(Records that describe figures)

╭──

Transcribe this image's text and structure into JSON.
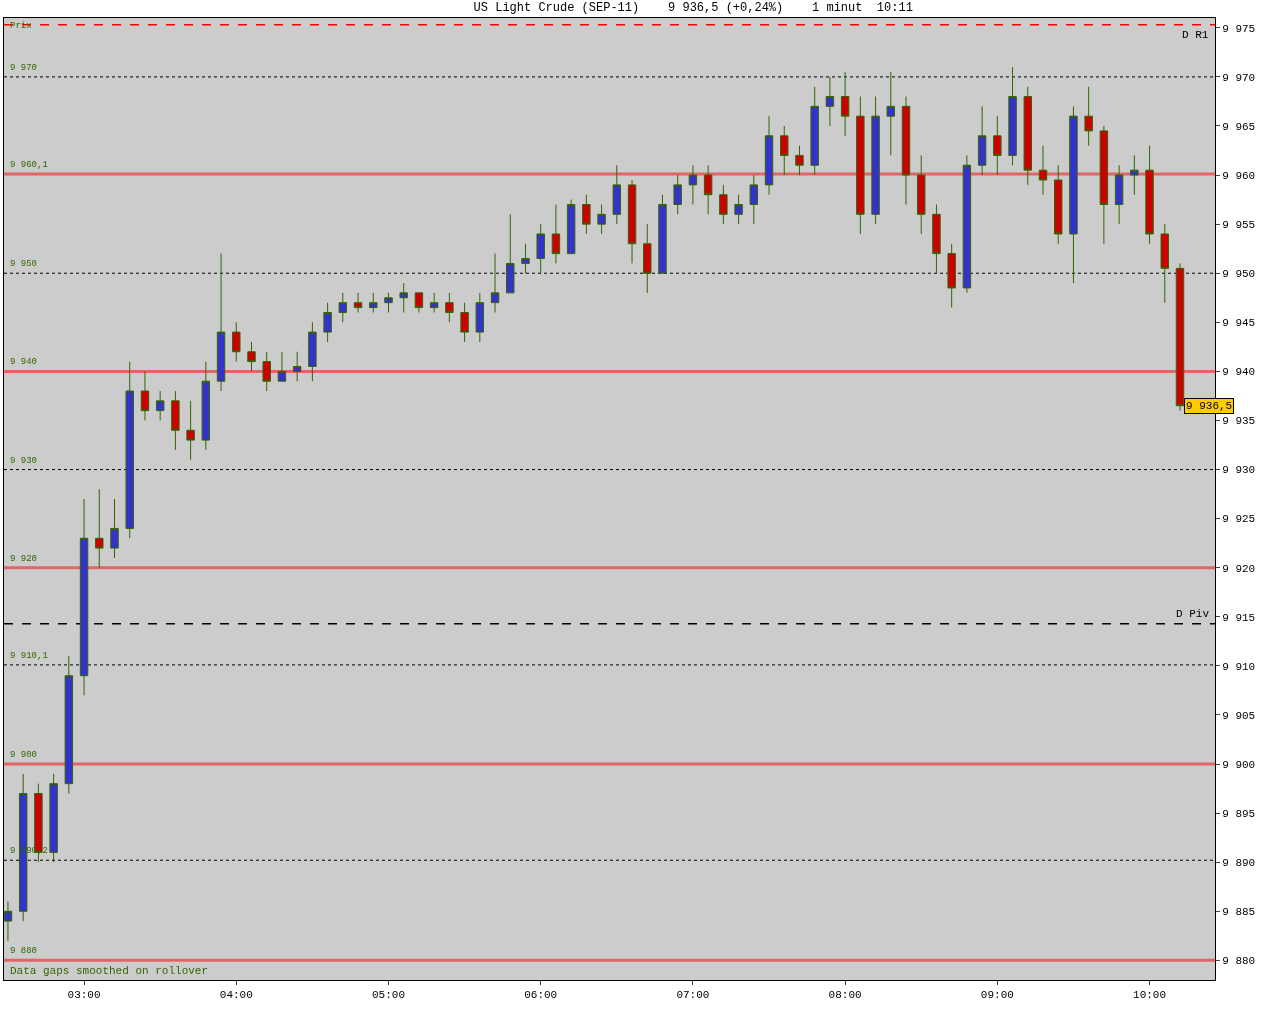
{
  "chart_data": {
    "type": "candlestick",
    "title": "US Light Crude (SEP-11)    9 936,5 (+0,24%)    1 minut  10:11",
    "x": [
      2.5,
      2.6,
      2.7,
      2.8,
      2.9,
      3.0,
      3.1,
      3.2,
      3.3,
      3.4,
      3.5,
      3.6,
      3.7,
      3.8,
      3.9,
      4.0,
      4.1,
      4.2,
      4.3,
      4.4,
      4.5,
      4.6,
      4.7,
      4.8,
      4.9,
      5.0,
      5.1,
      5.2,
      5.3,
      5.4,
      5.5,
      5.6,
      5.7,
      5.8,
      5.9,
      6.0,
      6.1,
      6.2,
      6.3,
      6.4,
      6.5,
      6.6,
      6.7,
      6.8,
      6.9,
      7.0,
      7.1,
      7.2,
      7.3,
      7.4,
      7.5,
      7.6,
      7.7,
      7.8,
      7.9,
      8.0,
      8.1,
      8.2,
      8.3,
      8.4,
      8.5,
      8.6,
      8.7,
      8.8,
      8.9,
      9.0,
      9.1,
      9.2,
      9.3,
      9.4,
      9.5,
      9.6,
      9.7,
      9.8,
      9.9,
      10.0,
      10.1,
      10.2
    ],
    "ohlc": [
      [
        9884,
        9886,
        9882,
        9885
      ],
      [
        9885,
        9899,
        9884,
        9897
      ],
      [
        9897,
        9898,
        9890,
        9891
      ],
      [
        9891,
        9899,
        9890,
        9898
      ],
      [
        9898,
        9911,
        9897,
        9909
      ],
      [
        9909,
        9927,
        9907,
        9923
      ],
      [
        9923,
        9928,
        9920,
        9922
      ],
      [
        9922,
        9927,
        9921,
        9924
      ],
      [
        9924,
        9941,
        9923,
        9938
      ],
      [
        9938,
        9940,
        9935,
        9936
      ],
      [
        9936,
        9938,
        9935,
        9937
      ],
      [
        9937,
        9938,
        9932,
        9934
      ],
      [
        9934,
        9937,
        9931,
        9933
      ],
      [
        9933,
        9941,
        9932,
        9939
      ],
      [
        9939,
        9952,
        9938,
        9944
      ],
      [
        9944,
        9945,
        9941,
        9942
      ],
      [
        9942,
        9943,
        9940,
        9941
      ],
      [
        9941,
        9942,
        9938,
        9939
      ],
      [
        9939,
        9942,
        9939,
        9940
      ],
      [
        9940,
        9942,
        9939,
        9940.5
      ],
      [
        9940.5,
        9945,
        9939,
        9944
      ],
      [
        9944,
        9947,
        9943,
        9946
      ],
      [
        9946,
        9948,
        9945,
        9947
      ],
      [
        9947,
        9948,
        9946,
        9946.5
      ],
      [
        9946.5,
        9948,
        9946,
        9947
      ],
      [
        9947,
        9948,
        9946,
        9947.5
      ],
      [
        9947.5,
        9949,
        9946,
        9948
      ],
      [
        9948,
        9948,
        9946,
        9946.5
      ],
      [
        9946.5,
        9948,
        9946,
        9947
      ],
      [
        9947,
        9948,
        9945,
        9946
      ],
      [
        9946,
        9947,
        9943,
        9944
      ],
      [
        9944,
        9948,
        9943,
        9947
      ],
      [
        9947,
        9952,
        9946,
        9948
      ],
      [
        9948,
        9956,
        9948,
        9951
      ],
      [
        9951,
        9953,
        9950,
        9951.5
      ],
      [
        9951.5,
        9955,
        9950,
        9954
      ],
      [
        9954,
        9957,
        9951,
        9952
      ],
      [
        9952,
        9957.5,
        9952,
        9957
      ],
      [
        9957,
        9958,
        9954,
        9955
      ],
      [
        9955,
        9957,
        9954,
        9956
      ],
      [
        9956,
        9961,
        9955,
        9959
      ],
      [
        9959,
        9959.5,
        9951,
        9953
      ],
      [
        9953,
        9955,
        9948,
        9950
      ],
      [
        9950,
        9958,
        9950,
        9957
      ],
      [
        9957,
        9960,
        9956,
        9959
      ],
      [
        9959,
        9961,
        9957,
        9960
      ],
      [
        9960,
        9961,
        9956,
        9958
      ],
      [
        9958,
        9959,
        9955,
        9956
      ],
      [
        9956,
        9958,
        9955,
        9957
      ],
      [
        9957,
        9960,
        9955,
        9959
      ],
      [
        9959,
        9966,
        9958,
        9964
      ],
      [
        9964,
        9965,
        9960,
        9962
      ],
      [
        9962,
        9963,
        9960,
        9961
      ],
      [
        9961,
        9969,
        9960,
        9967
      ],
      [
        9967,
        9970,
        9965,
        9968
      ],
      [
        9968,
        9970.5,
        9964,
        9966
      ],
      [
        9966,
        9968,
        9954,
        9956
      ],
      [
        9956,
        9968,
        9955,
        9966
      ],
      [
        9966,
        9970.5,
        9962,
        9967
      ],
      [
        9967,
        9968,
        9957,
        9960
      ],
      [
        9960,
        9962,
        9954,
        9956
      ],
      [
        9956,
        9957,
        9950,
        9952
      ],
      [
        9952,
        9953,
        9946.5,
        9948.5
      ],
      [
        9948.5,
        9962,
        9948,
        9961
      ],
      [
        9961,
        9967,
        9960,
        9964
      ],
      [
        9964,
        9966,
        9960,
        9962
      ],
      [
        9962,
        9971,
        9961,
        9968
      ],
      [
        9968,
        9969,
        9959,
        9960.5
      ],
      [
        9960.5,
        9963,
        9958,
        9959.5
      ],
      [
        9959.5,
        9961,
        9953,
        9954
      ],
      [
        9954,
        9967,
        9949,
        9966
      ],
      [
        9966,
        9969,
        9963,
        9964.5
      ],
      [
        9964.5,
        9965,
        9953,
        9957
      ],
      [
        9957,
        9961,
        9955,
        9960
      ],
      [
        9960,
        9962,
        9958,
        9960.5
      ],
      [
        9960.5,
        9963,
        9953,
        9954
      ],
      [
        9954,
        9955,
        9947,
        9950.5
      ],
      [
        9950.5,
        9951,
        9936,
        9936.5
      ]
    ],
    "color": "#336600",
    "colors": [
      "#3333cc",
      "#3333cc",
      "#cc0000",
      "#3333cc",
      "#3333cc",
      "#3333cc",
      "#cc0000",
      "#3333cc",
      "#3333cc",
      "#cc0000",
      "#3333cc",
      "#cc0000",
      "#cc0000",
      "#3333cc",
      "#3333cc",
      "#cc0000",
      "#cc0000",
      "#cc0000",
      "#3333cc",
      "#3333cc",
      "#3333cc",
      "#3333cc",
      "#3333cc",
      "#cc0000",
      "#3333cc",
      "#3333cc",
      "#3333cc",
      "#cc0000",
      "#3333cc",
      "#cc0000",
      "#cc0000",
      "#3333cc",
      "#3333cc",
      "#3333cc",
      "#3333cc",
      "#3333cc",
      "#cc0000",
      "#3333cc",
      "#cc0000",
      "#3333cc",
      "#3333cc",
      "#cc0000",
      "#cc0000",
      "#3333cc",
      "#3333cc",
      "#3333cc",
      "#cc0000",
      "#cc0000",
      "#3333cc",
      "#3333cc",
      "#3333cc",
      "#cc0000",
      "#cc0000",
      "#3333cc",
      "#3333cc",
      "#cc0000",
      "#cc0000",
      "#3333cc",
      "#3333cc",
      "#cc0000",
      "#cc0000",
      "#cc0000",
      "#cc0000",
      "#3333cc",
      "#3333cc",
      "#cc0000",
      "#3333cc",
      "#cc0000",
      "#cc0000",
      "#cc0000",
      "#3333cc",
      "#cc0000",
      "#cc0000",
      "#3333cc",
      "#3333cc",
      "#cc0000",
      "#cc0000",
      "#cc0000"
    ],
    "xlim": [
      2.474,
      10.43
    ],
    "ylim": [
      9878,
      9976
    ],
    "xticks": [
      {
        "value": 3,
        "label": "03:00"
      },
      {
        "value": 4,
        "label": "04:00"
      },
      {
        "value": 5,
        "label": "05:00"
      },
      {
        "value": 6,
        "label": "06:00"
      },
      {
        "value": 7,
        "label": "07:00"
      },
      {
        "value": 8,
        "label": "08:00"
      },
      {
        "value": 9,
        "label": "09:00"
      },
      {
        "value": 10,
        "label": "10:00"
      }
    ],
    "yticks": [
      {
        "value": 9880,
        "label": "9 880"
      },
      {
        "value": 9885,
        "label": "9 885"
      },
      {
        "value": 9890,
        "label": "9 890"
      },
      {
        "value": 9895,
        "label": "9 895"
      },
      {
        "value": 9900,
        "label": "9 900"
      },
      {
        "value": 9905,
        "label": "9 905"
      },
      {
        "value": 9910,
        "label": "9 910"
      },
      {
        "value": 9915,
        "label": "9 915"
      },
      {
        "value": 9920,
        "label": "9 920"
      },
      {
        "value": 9925,
        "label": "9 925"
      },
      {
        "value": 9930,
        "label": "9 930"
      },
      {
        "value": 9935,
        "label": "9 935"
      },
      {
        "value": 9940,
        "label": "9 940"
      },
      {
        "value": 9945,
        "label": "9 945"
      },
      {
        "value": 9950,
        "label": "9 950"
      },
      {
        "value": 9955,
        "label": "9 955"
      },
      {
        "value": 9960,
        "label": "9 960"
      },
      {
        "value": 9965,
        "label": "9 965"
      },
      {
        "value": 9970,
        "label": "9 970"
      },
      {
        "value": 9975,
        "label": "9 975"
      }
    ],
    "ref_lines": [
      {
        "axis": "y",
        "value": 9975.3,
        "label": "D R1",
        "color": "#ff0000",
        "line_style": "dashed"
      },
      {
        "axis": "y",
        "value": 9970,
        "label": "9 970",
        "color": "#000000",
        "line_style": "dotted"
      },
      {
        "axis": "y",
        "value": 9960.1,
        "label": "9 960,1",
        "color": "#e06666",
        "line_style": "solid"
      },
      {
        "axis": "y",
        "value": 9950,
        "label": "9 950",
        "color": "#000000",
        "line_style": "dotted"
      },
      {
        "axis": "y",
        "value": 9940,
        "label": "9 940",
        "color": "#e06666",
        "line_style": "solid"
      },
      {
        "axis": "y",
        "value": 9930,
        "label": "9 930",
        "color": "#000000",
        "line_style": "dotted"
      },
      {
        "axis": "y",
        "value": 9920,
        "label": "9 920",
        "color": "#e06666",
        "line_style": "solid"
      },
      {
        "axis": "y",
        "value": 9914.3,
        "label": "D Piv",
        "color": "#000000",
        "line_style": "dashed"
      },
      {
        "axis": "y",
        "value": 9910.1,
        "label": "9 910,1",
        "color": "#000000",
        "line_style": "dotted"
      },
      {
        "axis": "y",
        "value": 9900,
        "label": "9 900",
        "color": "#e06666",
        "line_style": "solid"
      },
      {
        "axis": "y",
        "value": 9890.2,
        "label": "9 890,2",
        "color": "#000000",
        "line_style": "dotted"
      },
      {
        "axis": "y",
        "value": 9880,
        "label": "9 880",
        "color": "#e06666",
        "line_style": "solid"
      }
    ],
    "annotations": [
      "Prix",
      "Data gaps smoothed on rollover",
      {
        "text": "9 936,5",
        "x": 10.2,
        "y": 9936.5
      }
    ],
    "grid": false
  }
}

╰──

_Exercise_. From the listing above, collect every line that mentions the word "text".

_Result of this task_.
Transcribe this image's text and structure into JSON.
        "text": "9 936,5",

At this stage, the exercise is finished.